*TASK DIRECTIONS*
Search the data for the string "archiving" and gather each line it is in.

*DATA ROWS*

####################

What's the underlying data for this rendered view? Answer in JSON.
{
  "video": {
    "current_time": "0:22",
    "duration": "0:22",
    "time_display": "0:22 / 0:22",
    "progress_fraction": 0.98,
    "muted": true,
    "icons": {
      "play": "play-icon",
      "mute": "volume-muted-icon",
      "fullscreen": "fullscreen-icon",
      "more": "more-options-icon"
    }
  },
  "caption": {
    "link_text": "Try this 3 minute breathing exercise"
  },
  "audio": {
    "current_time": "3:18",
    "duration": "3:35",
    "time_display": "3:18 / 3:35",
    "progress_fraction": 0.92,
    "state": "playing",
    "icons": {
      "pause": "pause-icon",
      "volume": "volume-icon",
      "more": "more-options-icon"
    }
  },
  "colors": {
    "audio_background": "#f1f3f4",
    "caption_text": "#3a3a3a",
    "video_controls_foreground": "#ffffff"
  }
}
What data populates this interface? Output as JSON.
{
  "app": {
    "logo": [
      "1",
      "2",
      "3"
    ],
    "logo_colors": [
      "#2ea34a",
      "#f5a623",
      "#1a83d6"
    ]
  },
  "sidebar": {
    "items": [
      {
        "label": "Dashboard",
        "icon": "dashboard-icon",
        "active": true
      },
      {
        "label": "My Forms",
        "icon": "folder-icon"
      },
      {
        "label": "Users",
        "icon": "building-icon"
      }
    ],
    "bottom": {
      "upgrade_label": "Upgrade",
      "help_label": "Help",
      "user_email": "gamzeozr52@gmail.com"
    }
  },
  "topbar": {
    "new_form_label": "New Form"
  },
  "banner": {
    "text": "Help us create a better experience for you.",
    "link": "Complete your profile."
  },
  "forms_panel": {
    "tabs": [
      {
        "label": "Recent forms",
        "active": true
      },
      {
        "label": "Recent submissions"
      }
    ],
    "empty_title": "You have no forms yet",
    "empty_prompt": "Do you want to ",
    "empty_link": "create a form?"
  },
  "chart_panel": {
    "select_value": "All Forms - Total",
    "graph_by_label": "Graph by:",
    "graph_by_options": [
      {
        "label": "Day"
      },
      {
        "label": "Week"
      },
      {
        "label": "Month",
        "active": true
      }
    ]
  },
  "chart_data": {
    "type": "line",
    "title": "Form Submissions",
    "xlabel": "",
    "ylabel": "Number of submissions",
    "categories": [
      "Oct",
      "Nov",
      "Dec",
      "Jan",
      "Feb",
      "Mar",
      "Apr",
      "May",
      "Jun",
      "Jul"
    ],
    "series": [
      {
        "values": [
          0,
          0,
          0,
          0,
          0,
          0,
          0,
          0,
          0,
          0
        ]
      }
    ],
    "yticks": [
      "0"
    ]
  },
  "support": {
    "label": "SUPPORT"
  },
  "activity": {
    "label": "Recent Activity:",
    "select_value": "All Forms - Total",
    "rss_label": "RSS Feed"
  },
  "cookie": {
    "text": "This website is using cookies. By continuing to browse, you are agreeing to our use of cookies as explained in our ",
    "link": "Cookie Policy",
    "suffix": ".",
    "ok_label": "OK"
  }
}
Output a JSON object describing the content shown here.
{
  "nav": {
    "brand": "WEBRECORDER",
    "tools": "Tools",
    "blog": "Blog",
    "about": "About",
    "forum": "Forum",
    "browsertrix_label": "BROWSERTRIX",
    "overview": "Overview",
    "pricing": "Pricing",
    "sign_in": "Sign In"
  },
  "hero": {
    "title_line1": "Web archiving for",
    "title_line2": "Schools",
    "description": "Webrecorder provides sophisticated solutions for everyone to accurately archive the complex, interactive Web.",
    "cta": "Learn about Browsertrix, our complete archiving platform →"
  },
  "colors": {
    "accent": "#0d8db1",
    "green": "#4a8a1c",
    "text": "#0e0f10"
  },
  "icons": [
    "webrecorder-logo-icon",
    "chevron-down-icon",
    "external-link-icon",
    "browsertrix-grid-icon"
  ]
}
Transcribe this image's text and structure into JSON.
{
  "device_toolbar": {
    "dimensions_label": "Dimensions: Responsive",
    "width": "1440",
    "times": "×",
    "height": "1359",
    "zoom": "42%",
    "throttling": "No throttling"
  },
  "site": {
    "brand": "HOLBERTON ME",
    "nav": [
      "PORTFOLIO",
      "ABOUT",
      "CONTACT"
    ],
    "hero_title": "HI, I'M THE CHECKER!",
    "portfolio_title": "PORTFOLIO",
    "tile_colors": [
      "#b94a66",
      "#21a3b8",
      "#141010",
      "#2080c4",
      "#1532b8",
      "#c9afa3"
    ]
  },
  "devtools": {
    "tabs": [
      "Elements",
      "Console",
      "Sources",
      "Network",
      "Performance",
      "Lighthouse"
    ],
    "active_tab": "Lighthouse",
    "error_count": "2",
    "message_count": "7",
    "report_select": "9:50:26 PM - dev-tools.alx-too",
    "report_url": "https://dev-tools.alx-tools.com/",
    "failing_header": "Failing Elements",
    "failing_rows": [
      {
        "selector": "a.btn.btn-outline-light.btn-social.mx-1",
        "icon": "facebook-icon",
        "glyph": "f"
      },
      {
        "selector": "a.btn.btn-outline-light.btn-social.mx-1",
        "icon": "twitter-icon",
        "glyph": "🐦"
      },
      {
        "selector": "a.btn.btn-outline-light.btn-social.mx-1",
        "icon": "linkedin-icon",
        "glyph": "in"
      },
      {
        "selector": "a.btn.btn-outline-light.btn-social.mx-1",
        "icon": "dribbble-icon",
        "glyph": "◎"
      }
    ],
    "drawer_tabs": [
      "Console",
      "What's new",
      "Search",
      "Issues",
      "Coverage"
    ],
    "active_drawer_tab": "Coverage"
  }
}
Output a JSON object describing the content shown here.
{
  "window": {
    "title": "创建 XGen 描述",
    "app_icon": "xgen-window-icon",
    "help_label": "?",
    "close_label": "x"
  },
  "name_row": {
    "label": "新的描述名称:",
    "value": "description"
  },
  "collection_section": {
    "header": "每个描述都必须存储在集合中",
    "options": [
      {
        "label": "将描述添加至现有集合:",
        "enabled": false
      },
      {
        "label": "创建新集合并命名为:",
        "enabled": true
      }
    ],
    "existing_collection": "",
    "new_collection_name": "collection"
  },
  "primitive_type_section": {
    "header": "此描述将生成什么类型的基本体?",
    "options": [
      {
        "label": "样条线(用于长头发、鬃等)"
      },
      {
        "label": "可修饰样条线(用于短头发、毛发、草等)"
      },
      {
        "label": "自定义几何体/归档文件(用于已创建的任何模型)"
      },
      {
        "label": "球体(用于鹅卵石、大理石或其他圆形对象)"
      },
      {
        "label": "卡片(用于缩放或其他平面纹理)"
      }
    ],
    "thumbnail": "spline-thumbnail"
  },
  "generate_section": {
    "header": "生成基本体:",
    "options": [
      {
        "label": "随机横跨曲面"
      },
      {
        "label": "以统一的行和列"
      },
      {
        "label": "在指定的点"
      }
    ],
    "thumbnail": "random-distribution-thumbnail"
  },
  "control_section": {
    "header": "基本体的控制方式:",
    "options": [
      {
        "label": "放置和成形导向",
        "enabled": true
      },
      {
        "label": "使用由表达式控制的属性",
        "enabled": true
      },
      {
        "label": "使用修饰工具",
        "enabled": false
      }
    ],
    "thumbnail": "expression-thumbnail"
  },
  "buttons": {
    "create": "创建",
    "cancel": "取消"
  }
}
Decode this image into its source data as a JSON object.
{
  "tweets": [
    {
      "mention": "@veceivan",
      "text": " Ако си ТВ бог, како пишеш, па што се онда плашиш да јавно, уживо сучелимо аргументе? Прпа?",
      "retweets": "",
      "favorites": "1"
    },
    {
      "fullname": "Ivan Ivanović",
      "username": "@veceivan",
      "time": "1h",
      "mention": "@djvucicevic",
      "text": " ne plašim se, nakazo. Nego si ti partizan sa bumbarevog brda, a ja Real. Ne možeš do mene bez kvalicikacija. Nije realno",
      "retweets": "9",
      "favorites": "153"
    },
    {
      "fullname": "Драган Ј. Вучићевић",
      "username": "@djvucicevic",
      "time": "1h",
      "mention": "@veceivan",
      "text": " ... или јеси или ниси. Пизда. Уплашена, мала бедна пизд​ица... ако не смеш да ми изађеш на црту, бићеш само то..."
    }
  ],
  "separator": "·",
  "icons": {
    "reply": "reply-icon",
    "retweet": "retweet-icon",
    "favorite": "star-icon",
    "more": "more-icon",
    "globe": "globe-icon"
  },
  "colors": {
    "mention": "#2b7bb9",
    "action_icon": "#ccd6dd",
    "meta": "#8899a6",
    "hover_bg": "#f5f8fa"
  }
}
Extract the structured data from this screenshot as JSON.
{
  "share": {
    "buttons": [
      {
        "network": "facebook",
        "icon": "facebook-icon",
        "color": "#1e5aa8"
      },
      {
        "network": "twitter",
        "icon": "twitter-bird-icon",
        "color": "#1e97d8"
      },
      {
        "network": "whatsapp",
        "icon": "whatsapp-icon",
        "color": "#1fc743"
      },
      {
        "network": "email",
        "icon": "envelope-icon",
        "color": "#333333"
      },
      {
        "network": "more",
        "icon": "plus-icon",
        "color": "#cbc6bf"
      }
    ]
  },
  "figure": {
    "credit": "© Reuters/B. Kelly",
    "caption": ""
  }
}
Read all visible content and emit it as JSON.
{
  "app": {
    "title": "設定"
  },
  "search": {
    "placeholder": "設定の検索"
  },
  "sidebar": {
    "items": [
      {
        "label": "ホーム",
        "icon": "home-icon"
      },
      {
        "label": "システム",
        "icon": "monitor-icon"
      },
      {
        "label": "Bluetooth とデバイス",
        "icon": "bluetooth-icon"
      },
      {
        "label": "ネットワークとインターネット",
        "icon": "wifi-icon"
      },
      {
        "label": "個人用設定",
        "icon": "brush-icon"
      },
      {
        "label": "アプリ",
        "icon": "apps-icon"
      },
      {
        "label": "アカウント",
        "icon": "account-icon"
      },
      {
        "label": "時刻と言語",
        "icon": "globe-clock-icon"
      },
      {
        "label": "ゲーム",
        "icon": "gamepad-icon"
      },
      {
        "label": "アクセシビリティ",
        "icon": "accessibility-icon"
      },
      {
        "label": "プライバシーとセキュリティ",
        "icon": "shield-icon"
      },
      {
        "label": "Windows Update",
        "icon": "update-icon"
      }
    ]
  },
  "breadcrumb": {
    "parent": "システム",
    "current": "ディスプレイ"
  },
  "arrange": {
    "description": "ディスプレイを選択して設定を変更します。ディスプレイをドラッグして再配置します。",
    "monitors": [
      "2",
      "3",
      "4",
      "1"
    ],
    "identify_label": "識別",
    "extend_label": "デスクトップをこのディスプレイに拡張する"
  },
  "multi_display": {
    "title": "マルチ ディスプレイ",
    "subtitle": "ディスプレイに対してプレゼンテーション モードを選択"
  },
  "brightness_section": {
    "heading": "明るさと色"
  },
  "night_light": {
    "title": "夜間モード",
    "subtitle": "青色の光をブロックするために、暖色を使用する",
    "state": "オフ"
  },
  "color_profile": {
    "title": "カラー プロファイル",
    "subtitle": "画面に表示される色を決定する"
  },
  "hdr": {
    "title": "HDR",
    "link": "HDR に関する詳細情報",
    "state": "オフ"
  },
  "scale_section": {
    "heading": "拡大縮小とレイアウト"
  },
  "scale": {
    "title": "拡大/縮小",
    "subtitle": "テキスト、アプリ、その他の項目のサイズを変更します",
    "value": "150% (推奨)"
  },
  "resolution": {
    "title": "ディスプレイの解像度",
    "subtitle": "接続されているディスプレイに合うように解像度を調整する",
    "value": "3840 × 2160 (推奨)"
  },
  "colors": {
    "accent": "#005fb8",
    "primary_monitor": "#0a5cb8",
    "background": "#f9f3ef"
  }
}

####################

*SOLUTION TO THIS EXERCISE*
    "title_line1": "Web archiving for",
    "cta": "Learn about Browsertrix, our complete archiving platform →"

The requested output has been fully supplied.